Dataset entries
- - -

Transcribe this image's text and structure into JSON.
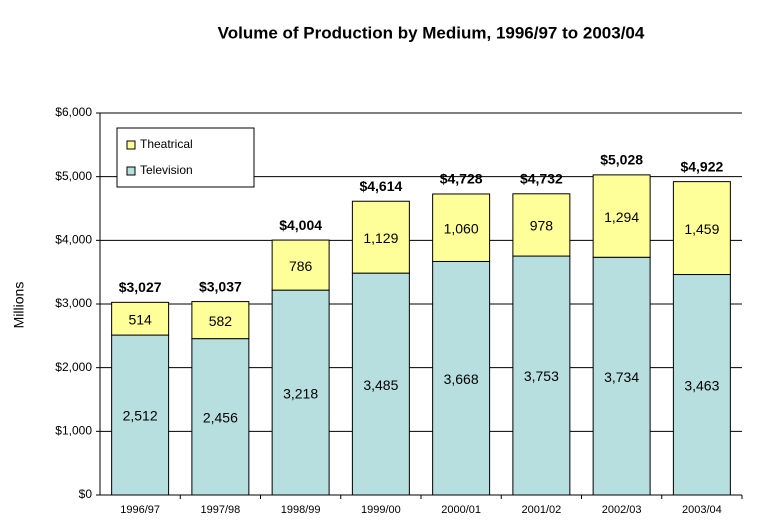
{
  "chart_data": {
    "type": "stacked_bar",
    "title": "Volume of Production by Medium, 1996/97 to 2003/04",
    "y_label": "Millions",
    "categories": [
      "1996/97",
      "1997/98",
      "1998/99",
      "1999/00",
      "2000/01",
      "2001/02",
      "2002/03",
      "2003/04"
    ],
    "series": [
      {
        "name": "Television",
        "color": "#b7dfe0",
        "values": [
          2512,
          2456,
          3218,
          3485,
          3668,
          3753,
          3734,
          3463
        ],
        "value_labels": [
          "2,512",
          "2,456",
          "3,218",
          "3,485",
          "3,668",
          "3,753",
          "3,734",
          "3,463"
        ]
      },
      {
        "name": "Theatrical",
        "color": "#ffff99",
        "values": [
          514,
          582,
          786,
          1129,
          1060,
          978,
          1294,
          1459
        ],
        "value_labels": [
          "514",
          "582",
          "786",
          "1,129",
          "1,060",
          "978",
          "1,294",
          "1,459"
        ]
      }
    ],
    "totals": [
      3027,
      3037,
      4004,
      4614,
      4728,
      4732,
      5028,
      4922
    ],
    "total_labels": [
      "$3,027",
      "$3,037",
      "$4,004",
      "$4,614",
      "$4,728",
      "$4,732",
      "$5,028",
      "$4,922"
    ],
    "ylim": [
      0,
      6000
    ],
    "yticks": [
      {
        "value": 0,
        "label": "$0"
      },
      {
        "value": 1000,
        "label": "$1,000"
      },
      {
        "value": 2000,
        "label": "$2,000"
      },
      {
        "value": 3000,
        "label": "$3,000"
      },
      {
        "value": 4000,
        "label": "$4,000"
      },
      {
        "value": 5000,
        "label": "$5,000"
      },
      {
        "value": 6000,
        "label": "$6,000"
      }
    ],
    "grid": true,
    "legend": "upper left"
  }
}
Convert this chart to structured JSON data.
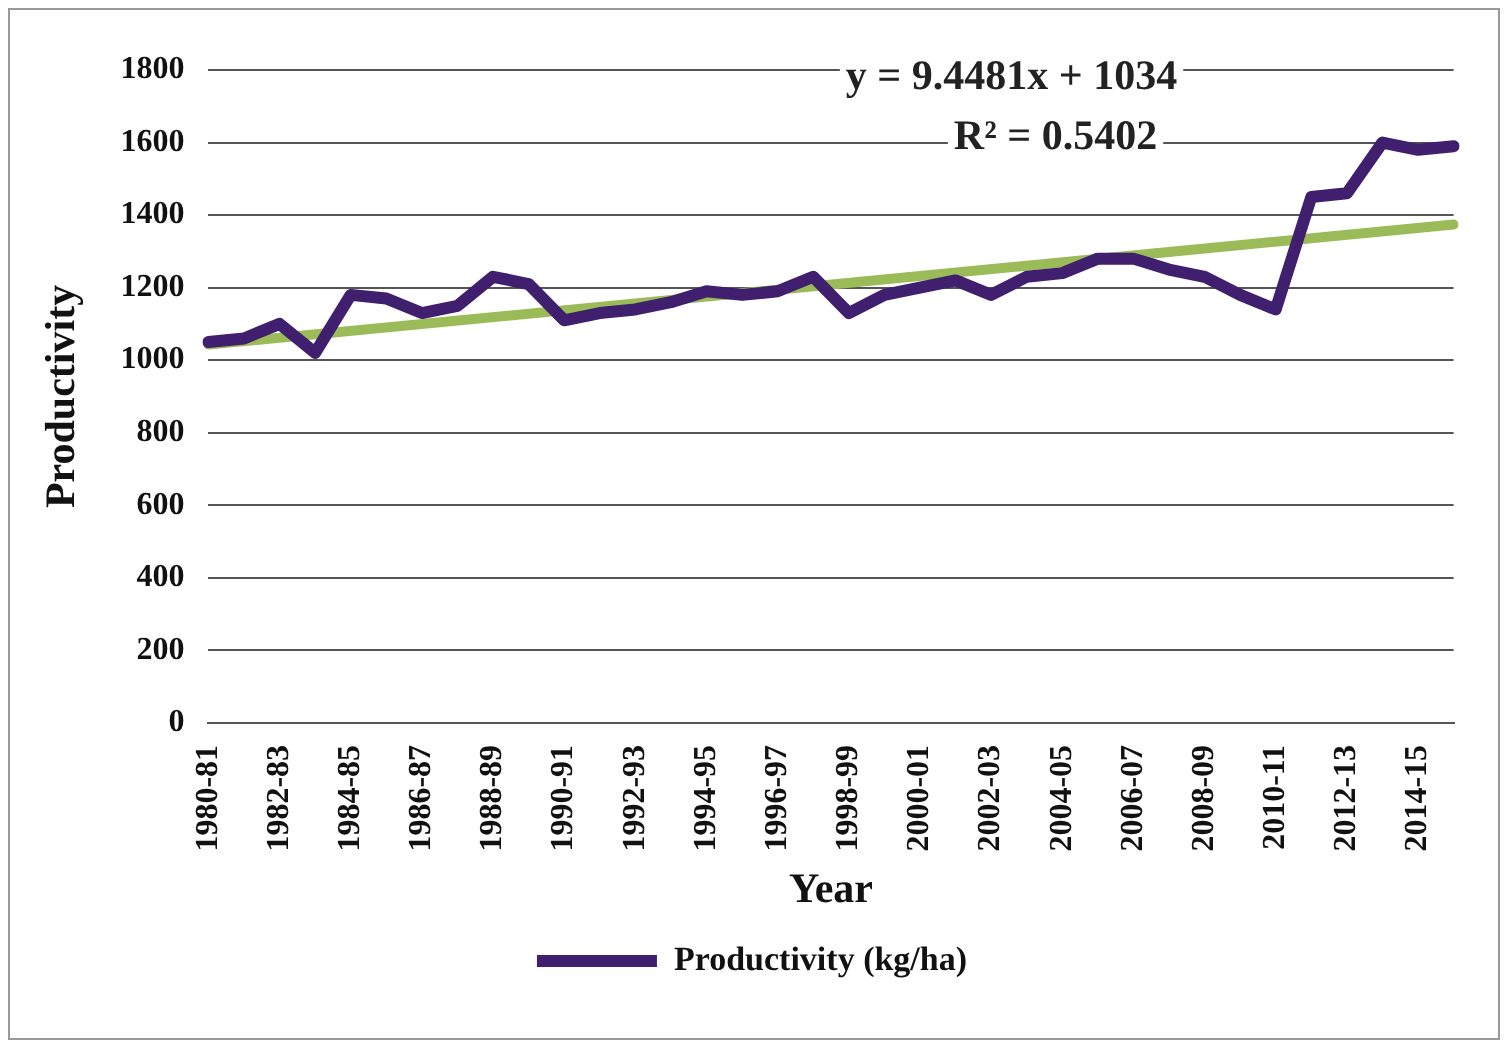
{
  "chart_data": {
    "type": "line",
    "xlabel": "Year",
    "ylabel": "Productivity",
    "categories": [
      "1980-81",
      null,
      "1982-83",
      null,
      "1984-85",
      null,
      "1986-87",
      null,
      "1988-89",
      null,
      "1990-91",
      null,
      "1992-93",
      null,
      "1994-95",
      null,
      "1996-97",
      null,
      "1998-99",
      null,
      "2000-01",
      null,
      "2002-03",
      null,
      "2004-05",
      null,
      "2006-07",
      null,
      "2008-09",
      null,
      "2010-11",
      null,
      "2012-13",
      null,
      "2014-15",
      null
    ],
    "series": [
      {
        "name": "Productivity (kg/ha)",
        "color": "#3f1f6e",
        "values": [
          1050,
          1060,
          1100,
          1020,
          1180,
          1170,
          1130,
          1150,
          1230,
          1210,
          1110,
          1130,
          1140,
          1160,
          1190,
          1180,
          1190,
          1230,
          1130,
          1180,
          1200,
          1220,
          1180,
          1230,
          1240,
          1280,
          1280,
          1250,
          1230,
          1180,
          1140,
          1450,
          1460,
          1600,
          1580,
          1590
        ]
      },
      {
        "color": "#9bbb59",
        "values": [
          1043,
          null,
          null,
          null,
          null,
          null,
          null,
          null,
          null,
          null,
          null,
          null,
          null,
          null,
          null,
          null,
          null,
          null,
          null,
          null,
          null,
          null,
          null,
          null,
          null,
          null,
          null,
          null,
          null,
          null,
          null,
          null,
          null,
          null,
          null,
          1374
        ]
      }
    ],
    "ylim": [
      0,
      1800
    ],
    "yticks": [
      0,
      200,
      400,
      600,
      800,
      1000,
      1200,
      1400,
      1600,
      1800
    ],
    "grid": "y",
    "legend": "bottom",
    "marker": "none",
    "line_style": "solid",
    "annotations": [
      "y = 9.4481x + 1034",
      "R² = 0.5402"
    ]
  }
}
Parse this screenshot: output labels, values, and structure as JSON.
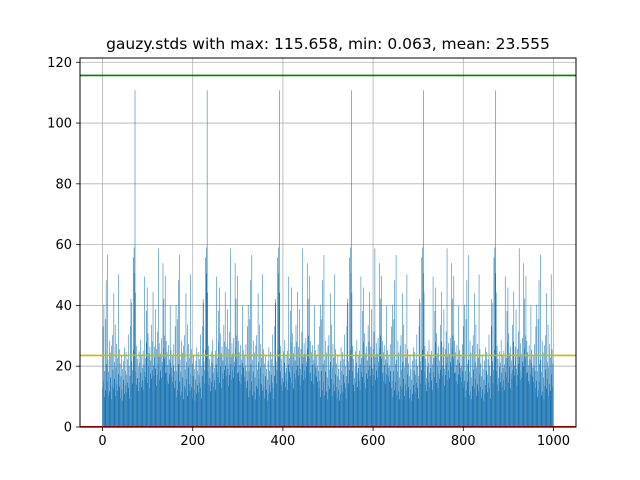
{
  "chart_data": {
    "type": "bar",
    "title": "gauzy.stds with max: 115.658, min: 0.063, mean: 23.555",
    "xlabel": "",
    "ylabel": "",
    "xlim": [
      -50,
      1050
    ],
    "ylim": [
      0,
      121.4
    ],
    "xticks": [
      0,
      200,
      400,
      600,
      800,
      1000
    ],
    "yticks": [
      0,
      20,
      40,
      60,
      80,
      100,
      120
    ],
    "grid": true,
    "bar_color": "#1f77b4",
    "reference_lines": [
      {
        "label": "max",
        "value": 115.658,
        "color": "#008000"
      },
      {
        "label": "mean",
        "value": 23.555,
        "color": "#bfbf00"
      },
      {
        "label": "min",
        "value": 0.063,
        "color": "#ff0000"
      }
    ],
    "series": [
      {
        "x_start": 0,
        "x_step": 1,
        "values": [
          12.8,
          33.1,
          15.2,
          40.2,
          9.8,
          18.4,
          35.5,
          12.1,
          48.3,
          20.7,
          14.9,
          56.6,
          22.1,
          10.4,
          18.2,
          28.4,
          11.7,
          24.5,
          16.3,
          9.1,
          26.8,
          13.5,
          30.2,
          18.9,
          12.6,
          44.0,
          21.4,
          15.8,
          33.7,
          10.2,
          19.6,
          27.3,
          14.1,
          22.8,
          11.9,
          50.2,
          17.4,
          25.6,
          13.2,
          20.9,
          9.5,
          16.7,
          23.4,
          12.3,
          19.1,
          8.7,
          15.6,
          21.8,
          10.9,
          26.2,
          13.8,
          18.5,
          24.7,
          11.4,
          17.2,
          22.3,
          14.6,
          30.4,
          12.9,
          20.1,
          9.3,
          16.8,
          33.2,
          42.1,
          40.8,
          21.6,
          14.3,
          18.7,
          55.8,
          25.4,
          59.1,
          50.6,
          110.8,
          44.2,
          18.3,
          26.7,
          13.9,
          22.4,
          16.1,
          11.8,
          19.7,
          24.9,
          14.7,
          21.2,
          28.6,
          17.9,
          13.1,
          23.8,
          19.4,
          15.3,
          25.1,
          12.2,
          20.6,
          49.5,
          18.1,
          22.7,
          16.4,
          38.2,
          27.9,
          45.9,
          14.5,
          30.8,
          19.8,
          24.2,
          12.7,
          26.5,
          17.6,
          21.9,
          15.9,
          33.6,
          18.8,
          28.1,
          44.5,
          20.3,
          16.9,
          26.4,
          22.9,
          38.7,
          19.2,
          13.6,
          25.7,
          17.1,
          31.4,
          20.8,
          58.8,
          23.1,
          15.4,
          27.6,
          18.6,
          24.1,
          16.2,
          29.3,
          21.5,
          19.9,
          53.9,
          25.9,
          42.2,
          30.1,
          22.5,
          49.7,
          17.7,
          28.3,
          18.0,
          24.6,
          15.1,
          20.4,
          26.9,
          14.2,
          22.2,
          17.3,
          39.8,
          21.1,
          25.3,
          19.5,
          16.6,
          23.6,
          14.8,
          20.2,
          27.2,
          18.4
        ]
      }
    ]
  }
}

- - -

> _Directions for this task_
Return from the data every line that holds "name".

> _Response for this exercise_
        "name": "Television",
        "name": "Theatrical",
        "name": "Productivity (kg/ha)",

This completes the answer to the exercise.